→ Source data:
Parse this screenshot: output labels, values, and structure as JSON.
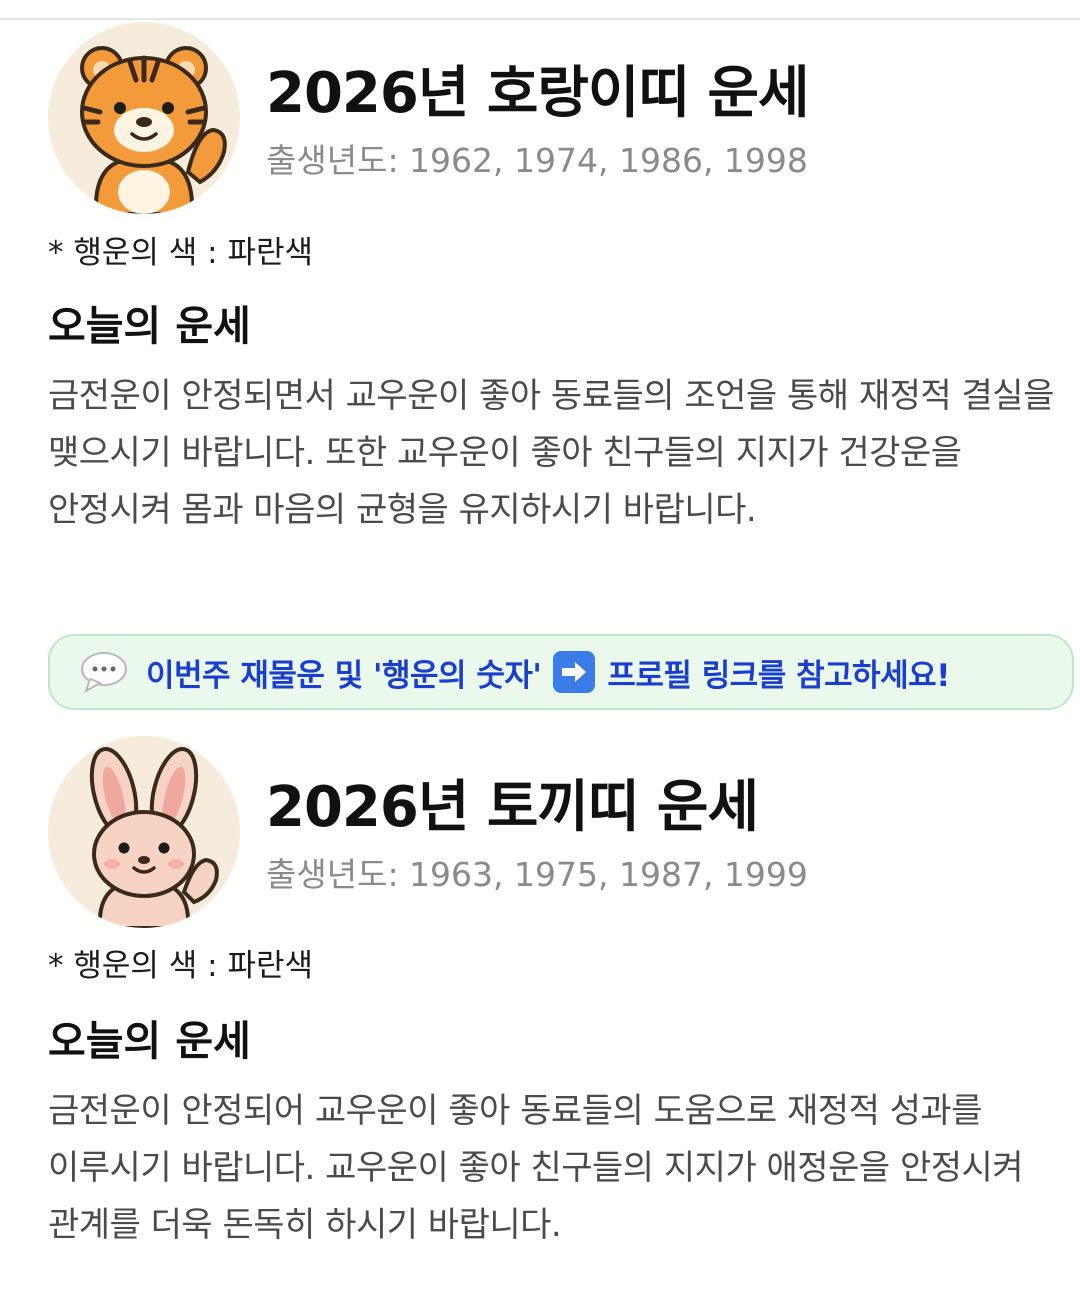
{
  "sections": [
    {
      "title": "2026년 호랑이띠 운세",
      "birth_years": "출생년도: 1962, 1974, 1986, 1998",
      "lucky_color": "* 행운의 색 : 파란색",
      "heading": "오늘의 운세",
      "body": "금전운이 안정되면서 교우운이 좋아 동료들의 조언을 통해 재정적 결실을 맺으시기 바랍니다. 또한 교우운이 좋아 친구들의 지지가 건강운을 안정시켜 몸과 마음의 균형을 유지하시기 바랍니다.",
      "avatar_icon": "tiger-icon"
    },
    {
      "title": "2026년 토끼띠 운세",
      "birth_years": "출생년도: 1963, 1975, 1987, 1999",
      "lucky_color": "* 행운의 색 : 파란색",
      "heading": "오늘의 운세",
      "body": "금전운이 안정되어 교우운이 좋아 동료들의 도움으로 재정적 성과를 이루시기 바랍니다. 교우운이 좋아 친구들의 지지가 애정운을 안정시켜 관계를 더욱 돈독히 하시기 바랍니다.",
      "avatar_icon": "rabbit-icon"
    }
  ],
  "banner": {
    "part1": "이번주 재물운 및 '행운의 숫자'",
    "part2": "프로필 링크를 참고하세요!",
    "icons": [
      "speech-bubble-icon",
      "right-arrow-icon"
    ],
    "colors": {
      "text": "#1a3fd0",
      "background": "#eaf9ec",
      "border": "#bfe8c6"
    }
  }
}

→ Exercise details: Go through the listing above and write it all out exactly, leaving out any picture.

→ Correct result:
Parse this screenshot: output labels, values, and structure as JSON.
{
  "sections": [
    {
      "title": "2026년 호랑이띠 운세",
      "birth_years": "출생년도: 1962, 1974, 1986, 1998",
      "lucky_color": "* 행운의 색 : 파란색",
      "heading": "오늘의 운세",
      "body": "금전운이 안정되면서 교우운이 좋아 동료들의 조언을 통해 재정적 결실을 맺으시기 바랍니다. 또한 교우운이 좋아 친구들의 지지가 건강운을 안정시켜 몸과 마음의 균형을 유지하시기 바랍니다.",
      "avatar_icon": "tiger-icon"
    },
    {
      "title": "2026년 토끼띠 운세",
      "birth_years": "출생년도: 1963, 1975, 1987, 1999",
      "lucky_color": "* 행운의 색 : 파란색",
      "heading": "오늘의 운세",
      "body": "금전운이 안정되어 교우운이 좋아 동료들의 도움으로 재정적 성과를 이루시기 바랍니다. 교우운이 좋아 친구들의 지지가 애정운을 안정시켜 관계를 더욱 돈독히 하시기 바랍니다.",
      "avatar_icon": "rabbit-icon"
    }
  ],
  "banner": {
    "part1": "이번주 재물운 및 '행운의 숫자'",
    "part2": "프로필 링크를 참고하세요!",
    "icons": [
      "speech-bubble-icon",
      "right-arrow-icon"
    ],
    "colors": {
      "text": "#1a3fd0",
      "background": "#eaf9ec",
      "border": "#bfe8c6"
    }
  }
}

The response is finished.